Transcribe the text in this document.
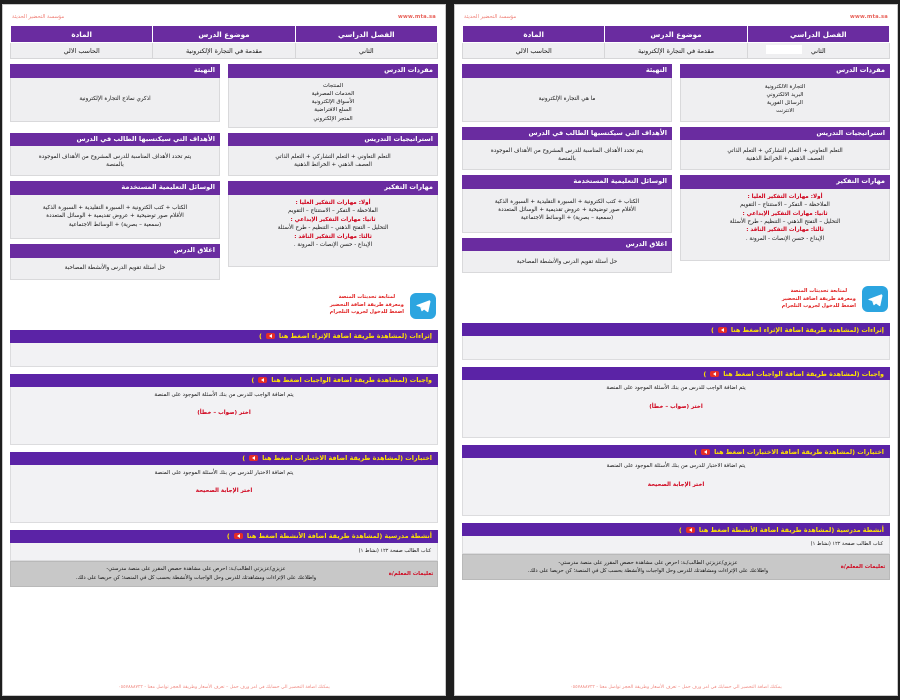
www.mta.sa
مؤسسة التحضير الحديثة
الفصل الدراسي	موضوع الدرس	المادة

الثاني	مقدمة في التجارة الإلكترونية	الحاسب الالي
مفردات الدرس
التجارة الالكترونية
البريد الالكتروني
الرسائل الفورية
الانترنت
التهيئة
ما هي التجارة الإلكترونية
استراتيجيات التدريس
التعلم التعاوني + التعلم التشاركي + التعلم الذاتي
العصف الذهني + الخرائط الذهنية
الأهداف التي سيكتسبها الطالب في الدرس
يتم تحدد الأهداف المناسبة للدرس المشروح من الأهداف الموجودة
بالمنصة
مهارات التفكير
أولا: مهارات التفكير العليا :
الملاحظة – التفكر – الاستنتاج – التقويم
ثانيا: مهارات التفكير الإبداعي :
التحليل – التفتح الذهني – التنظيم - طرح الأسئلة
ثالثا: مهارات التفكير الناقد :
الإبداع - حسن الإنصات - المرونة .
الوسائل التعليمية المستخدمة
الكتاب + كتب الكترونية + السبورة التقليدية + السبورة الذكية
الأقلام صور توضيحية + عروض تقديمية + الوسائل المتعددة
(سمعية – بصرية) + الوسائط الاجتماعية
اغلاق الدرس
حل أسئلة تقويم الدرس والأنشطة المصاحبة
لمتابعة تحديثات المنصة
ومعرفة طريقة اضافة التحضير
اضغط للدخول لجروب التلجرام
إثراءات (لمشاهدة طريقة اضافة الإثراء اضغط هنا
)
واجبات (لمشاهدة طريقة اضافة الواجبات اضغط هنا
)
يتم اضافة الواجب للدرس من بنك الأسئلة الموجود على المنصة
اختر (صواب – خطأ)
اختبارات (لمشاهدة طريقة اضافة الاختبارات اضغط هنا
)
يتم اضافة الاختبار للدرس من بنك الأسئلة الموجود على المنصة
اختر الإجابة الصحيحة
أنشطة مدرسية (لمشاهدة طريقة اضافة الأنشطة اضغط هنا
)
كتاب الطالب صفحة ١٢٢ (نشاط ١)
تعليمات المعلم/ة
عزيزي/عزيزتي الطالب/ـة: احرص على مشاهدة حصص المقرر على منصة مدرستي-
واطلاعك على الإثراءات ومشاهدتك للدرس وحل الواجبات والأنشطة بحسب كل في المنصة؛ كن حريصا على ذلك.
يمكنك اضافة التحضير الي حسابك في امر ورف حمل – تعرف الأسعار وطريقة الحجز تواصل معنا - ٠٥٥٧٨٨٨٧٢٢
www.mta.sa
مؤسسة التحضير الحديثة
الفصل الدراسي	موضوع الدرس	المادة
الثاني	مقدمة في التجارة الإلكترونية	الحاسب الالي
مفردات الدرس
المنتجات
الخدمات المصرفية
الأسواق الإلكترونية
السلع الافتراضية
المتجر الإلكتروني
التهيئة
اذكري نماذج التجارة الإلكترونية
استراتيجيات التدريس
التعلم التعاوني + التعلم التشاركي + التعلم الذاتي
العصف الذهني + الخرائط الذهنية
الأهداف التي سيكتسبها الطالب في الدرس
يتم تحدد الأهداف المناسبة للدرس المشروح من الأهداف الموجودة
بالمنصة
مهارات التفكير
أولا: مهارات التفكير العليا :
الملاحظة – التفكر – الاستنتاج – التقويم
ثانيا: مهارات التفكير الإبداعي :
التحليل – التفتح الذهني – التنظيم - طرح الأسئلة
ثالثا: مهارات التفكير الناقد :
الإبداع - حسن الإنصات - المرونة .
الوسائل التعليمية المستخدمة
الكتاب + كتب الكترونية + السبورة التقليدية + السبورة الذكية
الأقلام صور توضيحية + عروض تقديمية + الوسائل المتعددة
(سمعية – بصرية) + الوسائط الاجتماعية
اغلاق الدرس
حل أسئلة تقويم الدرس والأنشطة المصاحبة
لمتابعة تحديثات المنصة
ومعرفة طريقة اضافة التحضير
اضغط للدخول لجروب التلجرام
إثراءات (لمشاهدة طريقة اضافة الإثراء اضغط هنا
)
واجبات (لمشاهدة طريقة اضافة الواجبات اضغط هنا
)
يتم اضافة الواجب للدرس من بنك الأسئلة الموجود على المنصة
اختر (صواب – خطأ)
اختبارات (لمشاهدة طريقة اضافة الاختبارات اضغط هنا
)
يتم اضافة الاختبار للدرس من بنك الأسئلة الموجود على المنصة
اختر الإجابة الصحيحة
أنشطة مدرسية (لمشاهدة طريقة اضافة الأنشطة اضغط هنا
)
كتاب الطالب صفحة ١٢٢ (نشاط ١)
تعليمات المعلم/ة
عزيزي/عزيزتي الطالب/ـة: احرص على مشاهدة حصص المقرر على منصة مدرستي-
واطلاعك على الإثراءات ومشاهدتك للدرس وحل الواجبات والأنشطة بحسب كل في المنصة؛ كن حريصا على ذلك.
يمكنك اضافة التحضير الي حسابك في امر ورف حمل – تعرف الأسعار وطريقة الحجز تواصل معنا - ٠٥٥٧٨٨٨٧٢٢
----------------------------------------
◆ EXERCISE DETAILS
Write out the whole listing again, exactly, with no pictures.

◆ ANSWER BELOW
Transcribe the text in this document.
www.mta.sa
مؤسسة التحضير الحديثة
الفصل الدراسي	موضوع الدرس	المادة

الثاني	مقدمة في التجارة الإلكترونية	الحاسب الالي
مفردات الدرس
التجارة الالكترونية
البريد الالكتروني
الرسائل الفورية
الانترنت
التهيئة
ما هي التجارة الإلكترونية
استراتيجيات التدريس
التعلم التعاوني + التعلم التشاركي + التعلم الذاتي
العصف الذهني + الخرائط الذهنية
الأهداف التي سيكتسبها الطالب في الدرس
يتم تحدد الأهداف المناسبة للدرس المشروح من الأهداف الموجودة
بالمنصة
مهارات التفكير
أولا: مهارات التفكير العليا :
الملاحظة – التفكر – الاستنتاج – التقويم
ثانيا: مهارات التفكير الإبداعي :
التحليل – التفتح الذهني – التنظيم - طرح الأسئلة
ثالثا: مهارات التفكير الناقد :
الإبداع - حسن الإنصات - المرونة .
الوسائل التعليمية المستخدمة
الكتاب + كتب الكترونية + السبورة التقليدية + السبورة الذكية
الأقلام صور توضيحية + عروض تقديمية + الوسائل المتعددة
(سمعية – بصرية) + الوسائط الاجتماعية
اغلاق الدرس
حل أسئلة تقويم الدرس والأنشطة المصاحبة
لمتابعة تحديثات المنصة
ومعرفة طريقة اضافة التحضير
اضغط للدخول لجروب التلجرام
إثراءات (لمشاهدة طريقة اضافة الإثراء اضغط هنا
)
واجبات (لمشاهدة طريقة اضافة الواجبات اضغط هنا
)
يتم اضافة الواجب للدرس من بنك الأسئلة الموجود على المنصة
اختر (صواب – خطأ)
اختبارات (لمشاهدة طريقة اضافة الاختبارات اضغط هنا
)
يتم اضافة الاختبار للدرس من بنك الأسئلة الموجود على المنصة
اختر الإجابة الصحيحة
أنشطة مدرسية (لمشاهدة طريقة اضافة الأنشطة اضغط هنا
)
كتاب الطالب صفحة ١٢٢ (نشاط ١)
تعليمات المعلم/ة
عزيزي/عزيزتي الطالب/ـة: احرص على مشاهدة حصص المقرر على منصة مدرستي-
واطلاعك على الإثراءات ومشاهدتك للدرس وحل الواجبات والأنشطة بحسب كل في المنصة؛ كن حريصا على ذلك.
يمكنك اضافة التحضير الي حسابك في امر ورف حمل – تعرف الأسعار وطريقة الحجز تواصل معنا - ٠٥٥٧٨٨٨٧٢٢
www.mta.sa
مؤسسة التحضير الحديثة
الفصل الدراسي	موضوع الدرس	المادة
الثاني	مقدمة في التجارة الإلكترونية	الحاسب الالي
مفردات الدرس
المنتجات
الخدمات المصرفية
الأسواق الإلكترونية
السلع الافتراضية
المتجر الإلكتروني
التهيئة
اذكري نماذج التجارة الإلكترونية
استراتيجيات التدريس
التعلم التعاوني + التعلم التشاركي + التعلم الذاتي
العصف الذهني + الخرائط الذهنية
الأهداف التي سيكتسبها الطالب في الدرس
يتم تحدد الأهداف المناسبة للدرس المشروح من الأهداف الموجودة
بالمنصة
مهارات التفكير
أولا: مهارات التفكير العليا :
الملاحظة – التفكر – الاستنتاج – التقويم
ثانيا: مهارات التفكير الإبداعي :
التحليل – التفتح الذهني – التنظيم - طرح الأسئلة
ثالثا: مهارات التفكير الناقد :
الإبداع - حسن الإنصات - المرونة .
الوسائل التعليمية المستخدمة
الكتاب + كتب الكترونية + السبورة التقليدية + السبورة الذكية
الأقلام صور توضيحية + عروض تقديمية + الوسائل المتعددة
(سمعية – بصرية) + الوسائط الاجتماعية
اغلاق الدرس
حل أسئلة تقويم الدرس والأنشطة المصاحبة
لمتابعة تحديثات المنصة
ومعرفة طريقة اضافة التحضير
اضغط للدخول لجروب التلجرام
إثراءات (لمشاهدة طريقة اضافة الإثراء اضغط هنا
)
واجبات (لمشاهدة طريقة اضافة الواجبات اضغط هنا
)
يتم اضافة الواجب للدرس من بنك الأسئلة الموجود على المنصة
اختر (صواب – خطأ)
اختبارات (لمشاهدة طريقة اضافة الاختبارات اضغط هنا
)
يتم اضافة الاختبار للدرس من بنك الأسئلة الموجود على المنصة
اختر الإجابة الصحيحة
أنشطة مدرسية (لمشاهدة طريقة اضافة الأنشطة اضغط هنا
)
كتاب الطالب صفحة ١٢٢ (نشاط ١)
تعليمات المعلم/ة
عزيزي/عزيزتي الطالب/ـة: احرص على مشاهدة حصص المقرر على منصة مدرستي-
واطلاعك على الإثراءات ومشاهدتك للدرس وحل الواجبات والأنشطة بحسب كل في المنصة؛ كن حريصا على ذلك.
يمكنك اضافة التحضير الي حسابك في امر ورف حمل – تعرف الأسعار وطريقة الحجز تواصل معنا - ٠٥٥٧٨٨٨٧٢٢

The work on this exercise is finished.